Work required :: Make an exact copy of the entries, and keep any pictures out of it.

Data for this exercise ::

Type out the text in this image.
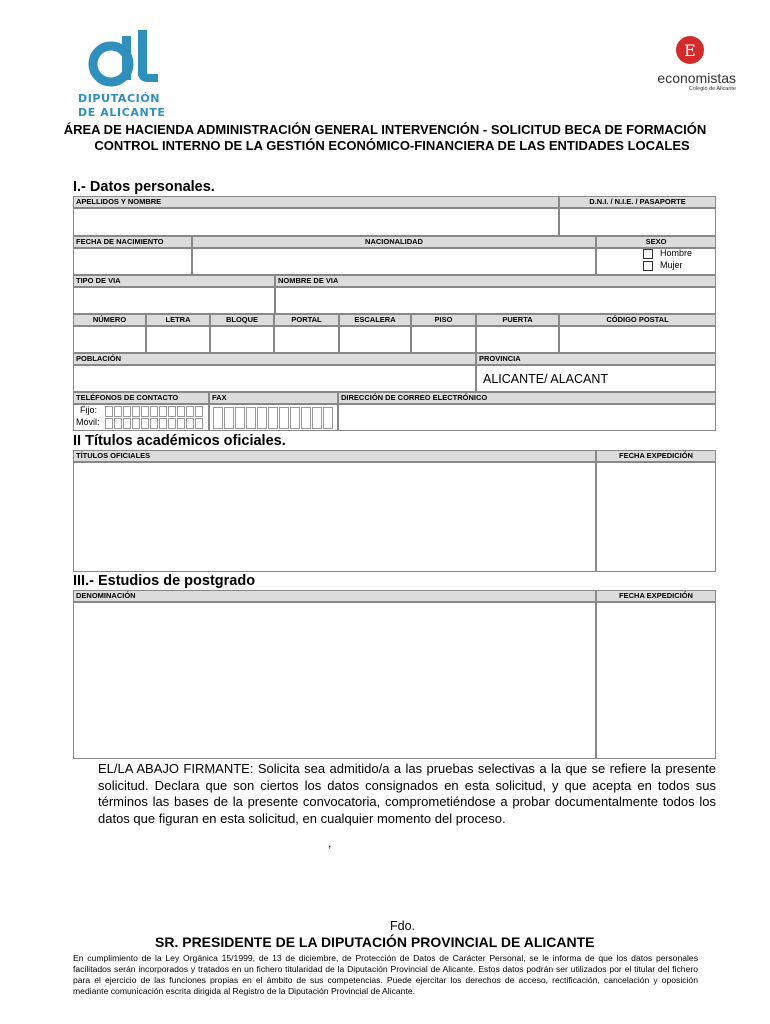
DIPUTACIÓN
DE ALICANTE
E
economistas
Colegio de Alicante
ÁREA DE HACIENDA ADMINISTRACIÓN GENERAL INTERVENCIÓN - SOLICITUD BECA DE FORMACIÓN
CONTROL INTERNO DE LA GESTIÓN ECONÓMICO-FINANCIERA DE LAS ENTIDADES LOCALES
I.- Datos personales.
APELLIDOS Y NOMBRE	D.N.I. / N.I.E. / PASAPORTE
FECHA DE NACIMIENTO	NACIONALIDAD	SEXO
Hombre
Mujer
TIPO DE VIA	NOMBRE DE VIA
NÚMERO	LETRA	BLOQUE	PORTAL	ESCALERA	PISO	PUERTA	CÓDIGO POSTAL
POBLACIÓN	PROVINCIA
ALICANTE/ ALACANT
TELÉFONOS DE CONTACTO	FAX	DIRECCIÓN DE CORREO ELECTRÓNICO
Fijo:
Móvil:
II Títulos académicos oficiales.
TÍTULOS OFICIALES	FECHA EXPEDICIÓN
III.- Estudios de postgrado
DENOMINACIÓN	FECHA EXPEDICIÓN
EL/LA ABAJO FIRMANTE: Solicita sea admitido/a a las pruebas selectivas a la que se refiere la presente solicitud. Declara que son ciertos los datos consignados en esta solicitud, y que acepta en todos sus términos las bases de la presente convocatoria, comprometiéndose a probar documentalmente todos los datos que figuran en esta solicitud, en cualquier momento del proceso.
,
Fdo.
SR. PRESIDENTE DE LA DIPUTACIÓN PROVINCIAL DE ALICANTE
En cumplimiento de la Ley Orgánica 15/1999, de 13 de diciembre, de Protección de Datos de Carácter Personal, se le informa de que los datos personales facilitados serán incorporados y tratados en un fichero titularidad de la Diputación Provincial de Alicante. Estos datos podrán ser utilizados por el titular del fichero para el ejercicio de las funciones propias en el ámbito de sus competencias. Puede ejercitar los derechos de acceso, rectificación, cancelación y oposición mediante comunicación escrita dirigida al Registro de la Diputación Provincial de Alicante.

Task output ::
Type out the text in this image.
DIPUTACIÓN
DE ALICANTE
E
economistas
Colegio de Alicante
ÁREA DE HACIENDA ADMINISTRACIÓN GENERAL INTERVENCIÓN - SOLICITUD BECA DE FORMACIÓN
CONTROL INTERNO DE LA GESTIÓN ECONÓMICO-FINANCIERA DE LAS ENTIDADES LOCALES
I.- Datos personales.
APELLIDOS Y NOMBRE	D.N.I. / N.I.E. / PASAPORTE
FECHA DE NACIMIENTO	NACIONALIDAD	SEXO
Hombre
Mujer
TIPO DE VIA	NOMBRE DE VIA
NÚMERO	LETRA	BLOQUE	PORTAL	ESCALERA	PISO	PUERTA	CÓDIGO POSTAL
POBLACIÓN	PROVINCIA
ALICANTE/ ALACANT
TELÉFONOS DE CONTACTO	FAX	DIRECCIÓN DE CORREO ELECTRÓNICO
Fijo:
Móvil:
II Títulos académicos oficiales.
TÍTULOS OFICIALES	FECHA EXPEDICIÓN
III.- Estudios de postgrado
DENOMINACIÓN	FECHA EXPEDICIÓN
EL/LA ABAJO FIRMANTE: Solicita sea admitido/a a las pruebas selectivas a la que se refiere la presente solicitud. Declara que son ciertos los datos consignados en esta solicitud, y que acepta en todos sus términos las bases de la presente convocatoria, comprometiéndose a probar documentalmente todos los datos que figuran en esta solicitud, en cualquier momento del proceso.
,
Fdo.
SR. PRESIDENTE DE LA DIPUTACIÓN PROVINCIAL DE ALICANTE
En cumplimiento de la Ley Orgánica 15/1999, de 13 de diciembre, de Protección de Datos de Carácter Personal, se le informa de que los datos personales facilitados serán incorporados y tratados en un fichero titularidad de la Diputación Provincial de Alicante. Estos datos podrán ser utilizados por el titular del fichero para el ejercicio de las funciones propias en el ámbito de sus competencias. Puede ejercitar los derechos de acceso, rectificación, cancelación y oposición mediante comunicación escrita dirigida al Registro de la Diputación Provincial de Alicante.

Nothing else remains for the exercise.